Exercise aim: Keep the pictures out of the copy and repeat the records exactly.

Data shown:
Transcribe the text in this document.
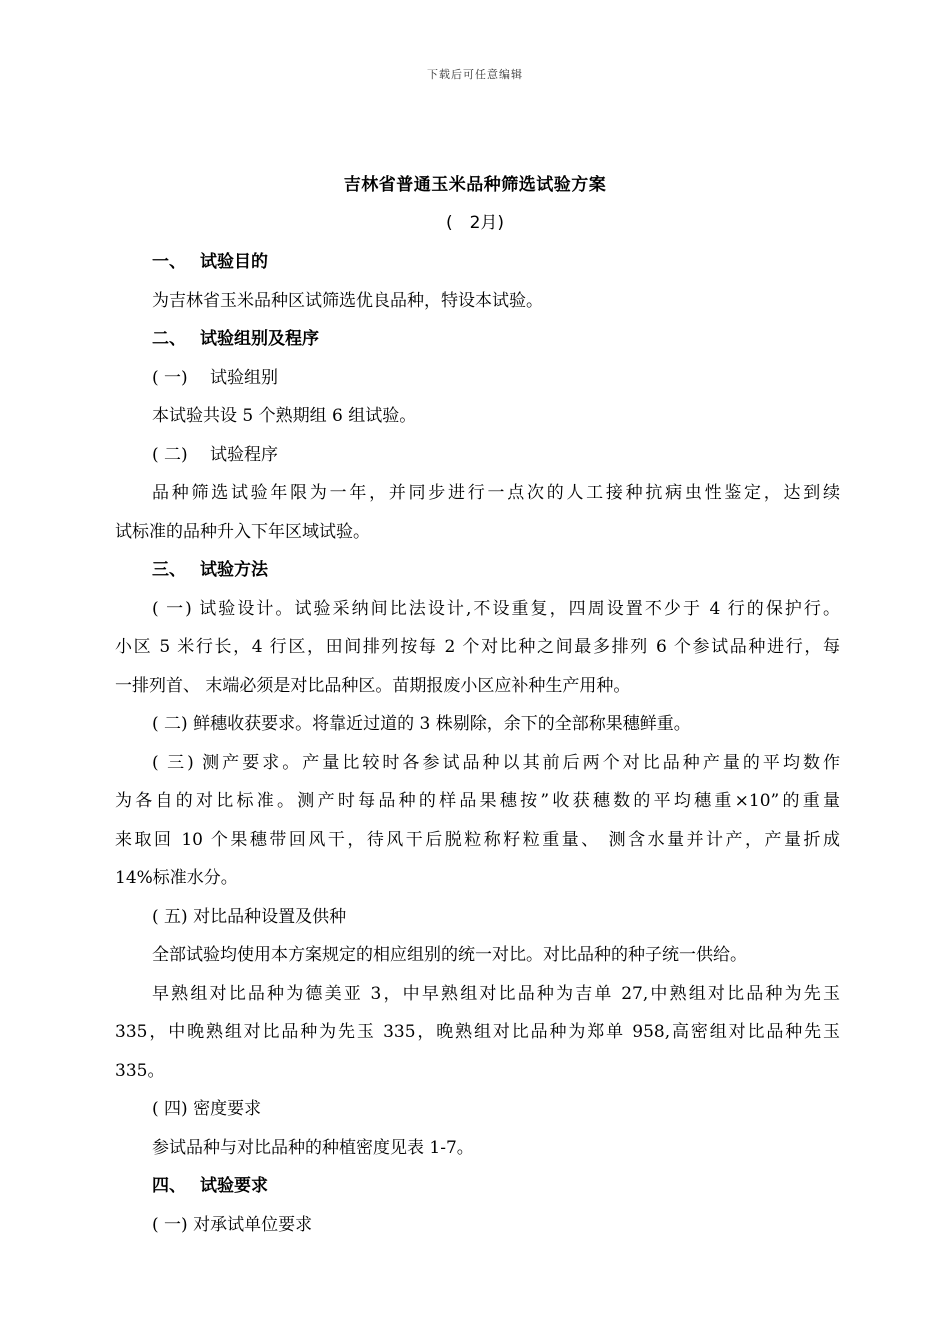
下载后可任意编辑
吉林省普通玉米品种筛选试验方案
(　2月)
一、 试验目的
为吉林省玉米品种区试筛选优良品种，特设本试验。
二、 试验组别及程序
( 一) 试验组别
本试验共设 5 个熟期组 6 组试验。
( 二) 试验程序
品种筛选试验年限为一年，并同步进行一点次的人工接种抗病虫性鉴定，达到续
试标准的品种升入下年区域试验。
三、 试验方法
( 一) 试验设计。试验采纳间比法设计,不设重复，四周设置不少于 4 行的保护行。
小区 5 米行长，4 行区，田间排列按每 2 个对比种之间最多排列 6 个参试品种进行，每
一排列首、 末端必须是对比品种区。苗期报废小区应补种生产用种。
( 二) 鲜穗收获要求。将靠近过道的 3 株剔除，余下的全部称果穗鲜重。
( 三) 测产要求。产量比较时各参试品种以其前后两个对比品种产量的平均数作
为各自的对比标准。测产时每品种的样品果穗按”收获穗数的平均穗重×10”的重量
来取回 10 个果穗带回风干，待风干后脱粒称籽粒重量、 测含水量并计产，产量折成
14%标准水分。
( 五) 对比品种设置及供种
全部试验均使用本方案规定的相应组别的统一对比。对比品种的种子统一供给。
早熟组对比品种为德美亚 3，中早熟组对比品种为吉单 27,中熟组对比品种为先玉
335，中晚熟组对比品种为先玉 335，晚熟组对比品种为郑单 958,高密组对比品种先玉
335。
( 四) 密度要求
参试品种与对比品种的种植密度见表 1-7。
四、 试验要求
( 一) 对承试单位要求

Task output:
Transcribe the text in this document.
下载后可任意编辑
吉林省普通玉米品种筛选试验方案
(　2月)
一、 试验目的
为吉林省玉米品种区试筛选优良品种，特设本试验。
二、 试验组别及程序
( 一) 试验组别
本试验共设 5 个熟期组 6 组试验。
( 二) 试验程序
品种筛选试验年限为一年，并同步进行一点次的人工接种抗病虫性鉴定，达到续
试标准的品种升入下年区域试验。
三、 试验方法
( 一) 试验设计。试验采纳间比法设计,不设重复，四周设置不少于 4 行的保护行。
小区 5 米行长，4 行区，田间排列按每 2 个对比种之间最多排列 6 个参试品种进行，每
一排列首、 末端必须是对比品种区。苗期报废小区应补种生产用种。
( 二) 鲜穗收获要求。将靠近过道的 3 株剔除，余下的全部称果穗鲜重。
( 三) 测产要求。产量比较时各参试品种以其前后两个对比品种产量的平均数作
为各自的对比标准。测产时每品种的样品果穗按”收获穗数的平均穗重×10”的重量
来取回 10 个果穗带回风干，待风干后脱粒称籽粒重量、 测含水量并计产，产量折成
14%标准水分。
( 五) 对比品种设置及供种
全部试验均使用本方案规定的相应组别的统一对比。对比品种的种子统一供给。
早熟组对比品种为德美亚 3，中早熟组对比品种为吉单 27,中熟组对比品种为先玉
335，中晚熟组对比品种为先玉 335，晚熟组对比品种为郑单 958,高密组对比品种先玉
335。
( 四) 密度要求
参试品种与对比品种的种植密度见表 1-7。
四、 试验要求
( 一) 对承试单位要求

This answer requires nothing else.